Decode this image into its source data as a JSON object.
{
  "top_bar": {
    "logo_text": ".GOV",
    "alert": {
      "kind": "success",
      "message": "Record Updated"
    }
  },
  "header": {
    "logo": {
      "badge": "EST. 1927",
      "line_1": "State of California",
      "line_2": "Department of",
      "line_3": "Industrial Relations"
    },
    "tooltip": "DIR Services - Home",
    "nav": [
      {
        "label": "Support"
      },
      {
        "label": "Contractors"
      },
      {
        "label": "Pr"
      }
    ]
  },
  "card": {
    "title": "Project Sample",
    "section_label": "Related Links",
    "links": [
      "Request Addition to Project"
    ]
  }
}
|---|
EXERCISE INSTRUCTIONS
Every entry must be output again, exactly as written above.

TASK ANSWER
Decode this image into its source data as a JSON object.
{
  "top_bar": {
    "logo_text": ".GOV",
    "alert": {
      "kind": "success",
      "message": "Record Updated"
    }
  },
  "header": {
    "logo": {
      "badge": "EST. 1927",
      "line_1": "State of California",
      "line_2": "Department of",
      "line_3": "Industrial Relations"
    },
    "tooltip": "DIR Services - Home",
    "nav": [
      {
        "label": "Support"
      },
      {
        "label": "Contractors"
      },
      {
        "label": "Pr"
      }
    ]
  },
  "card": {
    "title": "Project Sample",
    "section_label": "Related Links",
    "links": [
      "Request Addition to Project"
    ]
  }
}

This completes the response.